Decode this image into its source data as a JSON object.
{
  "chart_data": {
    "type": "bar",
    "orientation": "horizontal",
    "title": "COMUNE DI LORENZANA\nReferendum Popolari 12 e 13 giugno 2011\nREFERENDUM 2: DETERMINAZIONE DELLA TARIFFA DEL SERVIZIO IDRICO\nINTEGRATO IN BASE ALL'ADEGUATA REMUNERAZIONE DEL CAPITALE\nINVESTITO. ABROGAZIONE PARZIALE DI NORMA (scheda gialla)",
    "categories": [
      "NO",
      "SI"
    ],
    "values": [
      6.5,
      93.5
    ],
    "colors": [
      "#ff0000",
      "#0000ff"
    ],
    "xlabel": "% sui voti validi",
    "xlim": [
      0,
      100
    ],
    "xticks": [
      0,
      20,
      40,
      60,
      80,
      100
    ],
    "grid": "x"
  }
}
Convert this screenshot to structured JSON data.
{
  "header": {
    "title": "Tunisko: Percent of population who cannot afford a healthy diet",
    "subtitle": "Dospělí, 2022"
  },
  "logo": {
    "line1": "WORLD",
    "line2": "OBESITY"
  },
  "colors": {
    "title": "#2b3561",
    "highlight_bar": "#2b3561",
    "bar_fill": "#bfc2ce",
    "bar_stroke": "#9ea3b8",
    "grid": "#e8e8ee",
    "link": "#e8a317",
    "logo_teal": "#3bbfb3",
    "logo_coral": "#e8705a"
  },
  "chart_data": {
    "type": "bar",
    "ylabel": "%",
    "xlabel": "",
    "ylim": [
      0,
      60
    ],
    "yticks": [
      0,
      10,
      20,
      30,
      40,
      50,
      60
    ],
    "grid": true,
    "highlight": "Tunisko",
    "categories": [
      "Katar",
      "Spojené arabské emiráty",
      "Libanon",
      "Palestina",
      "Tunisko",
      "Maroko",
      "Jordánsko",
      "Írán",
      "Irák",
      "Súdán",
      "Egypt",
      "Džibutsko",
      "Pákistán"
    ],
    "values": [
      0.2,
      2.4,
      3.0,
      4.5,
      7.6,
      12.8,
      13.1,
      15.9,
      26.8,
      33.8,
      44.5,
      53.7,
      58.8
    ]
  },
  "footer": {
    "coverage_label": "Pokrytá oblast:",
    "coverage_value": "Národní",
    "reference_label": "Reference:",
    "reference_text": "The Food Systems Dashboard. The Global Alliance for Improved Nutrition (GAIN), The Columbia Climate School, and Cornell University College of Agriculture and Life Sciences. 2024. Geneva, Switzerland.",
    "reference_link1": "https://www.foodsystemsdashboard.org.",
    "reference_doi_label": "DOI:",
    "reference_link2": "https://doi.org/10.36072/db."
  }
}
- - - - - - -
Lines containing the word "Tunisko" are to be tallied; report only the total.

■ Full solution ■
3